**Request**
Locate the string "Payments" in the records below. Copy every line where it occurs.

----------

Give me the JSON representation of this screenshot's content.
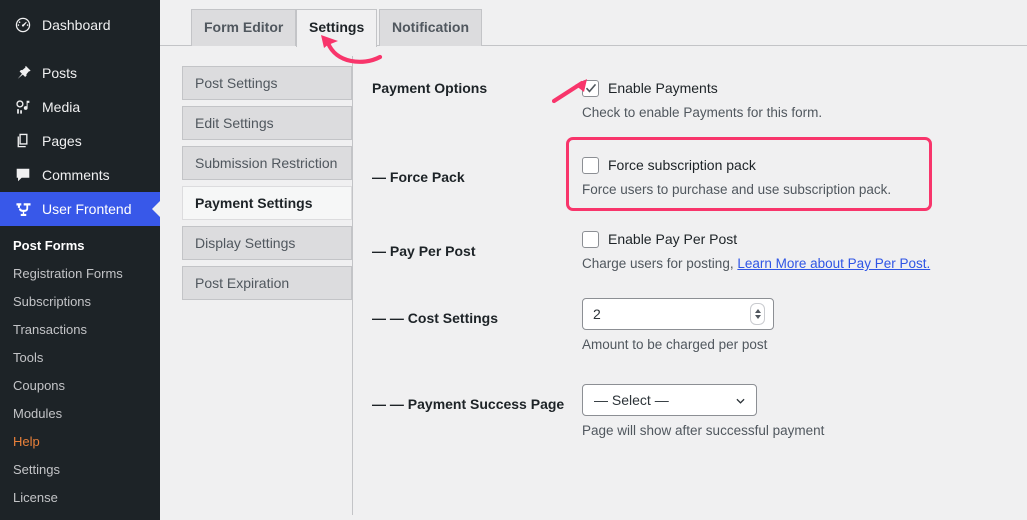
{
  "sidebar": {
    "menu": [
      {
        "label": "Dashboard",
        "icon": "dashboard-icon",
        "current": false
      },
      {
        "label": "Posts",
        "icon": "pin-icon",
        "current": false
      },
      {
        "label": "Media",
        "icon": "media-icon",
        "current": false
      },
      {
        "label": "Pages",
        "icon": "pages-icon",
        "current": false
      },
      {
        "label": "Comments",
        "icon": "comments-icon",
        "current": false
      },
      {
        "label": "User Frontend",
        "icon": "user-frontend-icon",
        "current": true
      }
    ],
    "submenu": [
      {
        "label": "Post Forms",
        "current": true
      },
      {
        "label": "Registration Forms",
        "current": false
      },
      {
        "label": "Subscriptions",
        "current": false
      },
      {
        "label": "Transactions",
        "current": false
      },
      {
        "label": "Tools",
        "current": false
      },
      {
        "label": "Coupons",
        "current": false
      },
      {
        "label": "Modules",
        "current": false
      },
      {
        "label": "Help",
        "current": false
      },
      {
        "label": "Settings",
        "current": false
      },
      {
        "label": "License",
        "current": false
      }
    ],
    "active_color": "#3858e9",
    "help_color": "#e9803a"
  },
  "tabs": [
    {
      "label": "Form Editor",
      "active": false
    },
    {
      "label": "Settings",
      "active": true
    },
    {
      "label": "Notification",
      "active": false
    }
  ],
  "settings_nav": [
    {
      "label": "Post Settings",
      "active": false
    },
    {
      "label": "Edit Settings",
      "active": false
    },
    {
      "label": "Submission Restriction",
      "active": false
    },
    {
      "label": "Payment Settings",
      "active": true
    },
    {
      "label": "Display Settings",
      "active": false
    },
    {
      "label": "Post Expiration",
      "active": false
    }
  ],
  "form": {
    "payment_options": {
      "label": "Payment Options",
      "checkbox_label": "Enable Payments",
      "checked": true,
      "description": "Check to enable Payments for this form."
    },
    "force_pack": {
      "label": "— Force Pack",
      "checkbox_label": "Force subscription pack",
      "checked": false,
      "description": "Force users to purchase and use subscription pack."
    },
    "pay_per_post": {
      "label": "— Pay Per Post",
      "checkbox_label": "Enable Pay Per Post",
      "checked": false,
      "description_prefix": "Charge users for posting,",
      "link_text": "Learn More about Pay Per Post.",
      "link_color": "#2f55e5"
    },
    "cost_settings": {
      "label": "— — Cost Settings",
      "value": "2",
      "description": "Amount to be charged per post"
    },
    "payment_success_page": {
      "label": "— — Payment Success Page",
      "selected": "— Select —",
      "description": "Page will show after successful payment"
    }
  },
  "annotations": {
    "color": "#f8356b",
    "tab_arrow": "curved-arrow-icon",
    "checkbox_arrow": "straight-arrow-icon",
    "highlight": "highlight-rectangle"
  }
}
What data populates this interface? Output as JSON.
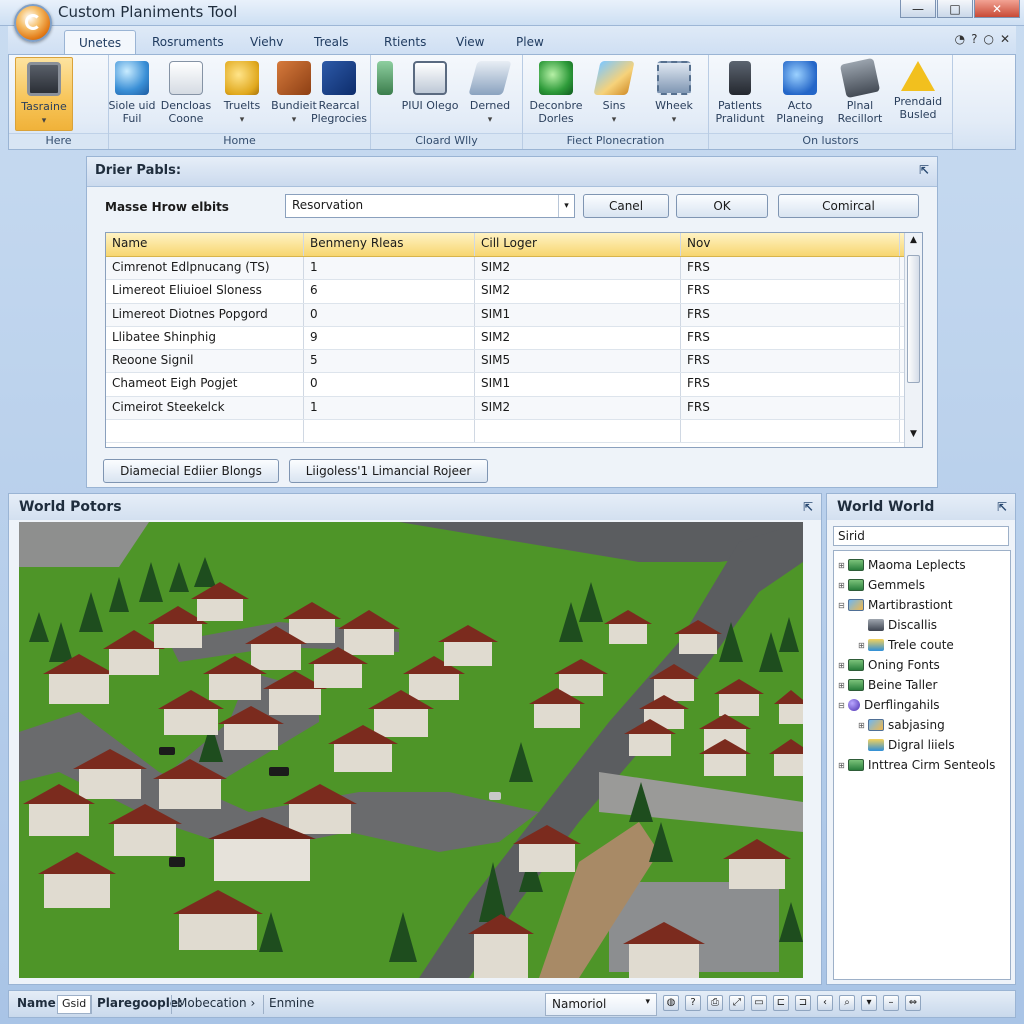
{
  "window": {
    "title": "Custom Planiments Tool",
    "buttons": {
      "minimize": "—",
      "maximize": "□",
      "close": "✕"
    }
  },
  "ribbon_tabs": [
    {
      "label": "Unetes",
      "active": true
    },
    {
      "label": "Rosruments"
    },
    {
      "label": "Viehv"
    },
    {
      "label": "Treals"
    },
    {
      "label": "Rtients"
    },
    {
      "label": "View"
    },
    {
      "label": "Plew"
    }
  ],
  "tab_ctrls": [
    "◔",
    "?",
    "○",
    "✕"
  ],
  "ribbon_groups": [
    {
      "label": "Here",
      "buttons": [
        {
          "label": "Tasraine",
          "icon": "monitor-icon",
          "caret": "▾"
        }
      ]
    },
    {
      "label": "Home",
      "buttons": [
        {
          "label": "Siole uid Fuil",
          "icon": "globe-icon"
        },
        {
          "label": "Dencloas Coone",
          "icon": "document-icon"
        },
        {
          "label": "Truelts",
          "icon": "money-icon",
          "caret": "▾"
        },
        {
          "label": "Bundieit",
          "icon": "box-icon",
          "caret": "▾"
        },
        {
          "label": "Rearcal Plegrocies",
          "icon": "cube-icon"
        }
      ]
    },
    {
      "label": "Cloard Wlly",
      "buttons": [
        {
          "label": "",
          "icon": "tower-icon"
        },
        {
          "label": "PIUI Olego",
          "icon": "frame-icon"
        },
        {
          "label": "Derned",
          "icon": "tray-icon",
          "caret": "▾"
        }
      ]
    },
    {
      "label": "Fiect Plonecration",
      "buttons": [
        {
          "label": "Deconbre Dorles",
          "icon": "disc-icon"
        },
        {
          "label": "Sins",
          "icon": "photo-icon",
          "caret": "▾"
        },
        {
          "label": "Wheek",
          "icon": "wheel-icon",
          "caret": "▾"
        }
      ]
    },
    {
      "label": "On lustors",
      "buttons": [
        {
          "label": "Patlents Pralidunt",
          "icon": "phone-icon"
        },
        {
          "label": "Acto Planeing",
          "icon": "bird-icon"
        },
        {
          "label": "Plnal Recillort",
          "icon": "calculator-icon"
        },
        {
          "label": "Prendaid Busled",
          "icon": "warning-icon"
        }
      ]
    }
  ],
  "dialog": {
    "title": "Drier Pabls:",
    "pin": "⇱",
    "filter_label": "Masse Hrow elbits",
    "combo_value": "Resorvation",
    "combo_arrow": "▾",
    "buttons": {
      "cancel": "Canel",
      "ok": "OK",
      "other": "Comircal"
    },
    "columns": [
      "Name",
      "Benmeny Rleas",
      "Cill Loger",
      "Nov"
    ],
    "rows": [
      [
        "Cimrenot Edlpnucang (TS)",
        "1",
        "SIM2",
        "FRS"
      ],
      [
        "Limereot Eliuioel Sloness",
        "6",
        "SIM2",
        "FRS"
      ],
      [
        "Limereot Diotnes Popgord",
        "0",
        "SIM1",
        "FRS"
      ],
      [
        "Llibatee Shinphig",
        "9",
        "SIM2",
        "FRS"
      ],
      [
        "Reoone Signil",
        "5",
        "SIM5",
        "FRS"
      ],
      [
        "Chameot Eigh Pogjet",
        "0",
        "SIM1",
        "FRS"
      ],
      [
        "Cimeirot Steekelck",
        "1",
        "SIM2",
        "FRS"
      ],
      [
        "",
        "",
        "",
        ""
      ]
    ],
    "scroll": {
      "up": "▲",
      "down": "▼"
    },
    "bottom_buttons": [
      "Diamecial Ediier Blongs",
      "Liigoless'1 Limancial Rojeer"
    ]
  },
  "world": {
    "title": "World Potors",
    "pin": "⇱"
  },
  "tree_panel": {
    "title": "World World",
    "pin": "⇱",
    "search_value": "Sirid",
    "nodes": [
      {
        "label": "Maoma Leplects",
        "depth": 0,
        "exp": "⊞",
        "icon": "net"
      },
      {
        "label": "Gemmels",
        "depth": 0,
        "exp": "⊞",
        "icon": "net"
      },
      {
        "label": "Martibrastiont",
        "depth": 0,
        "exp": "⊟",
        "icon": "img"
      },
      {
        "label": "Discallis",
        "depth": 1,
        "exp": "",
        "icon": "wr"
      },
      {
        "label": "Trele coute",
        "depth": 1,
        "exp": "⊞",
        "icon": "cup"
      },
      {
        "label": "Oning Fonts",
        "depth": 0,
        "exp": "⊞",
        "icon": "net"
      },
      {
        "label": "Beine Taller",
        "depth": 0,
        "exp": "⊞",
        "icon": "net"
      },
      {
        "label": "Derflingahils",
        "depth": 0,
        "exp": "⊟",
        "icon": "ball"
      },
      {
        "label": "sabjasing",
        "depth": 1,
        "exp": "⊞",
        "icon": "img"
      },
      {
        "label": "Digral liiels",
        "depth": 1,
        "exp": "",
        "icon": "cup"
      },
      {
        "label": "Inttrea Cirm Senteols",
        "depth": 0,
        "exp": "⊞",
        "icon": "net"
      }
    ]
  },
  "statusbar": {
    "name_label": "Name",
    "name_value": "Gsid",
    "field1": "Plaregoople:",
    "field2": "Mobecation ›",
    "field3": "Enmine",
    "combo": "Namoriol",
    "combo_arrow": "▾",
    "icons": [
      "◍",
      "?",
      "⎙",
      "⤢",
      "▭",
      "⊏",
      "⊐",
      "‹",
      "⌕",
      "▾",
      "–",
      "⇔"
    ]
  }
}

----------

**Finished exercise**
      "checkbox_label": "Enable Payments",
      "description": "Check to enable Payments for this form."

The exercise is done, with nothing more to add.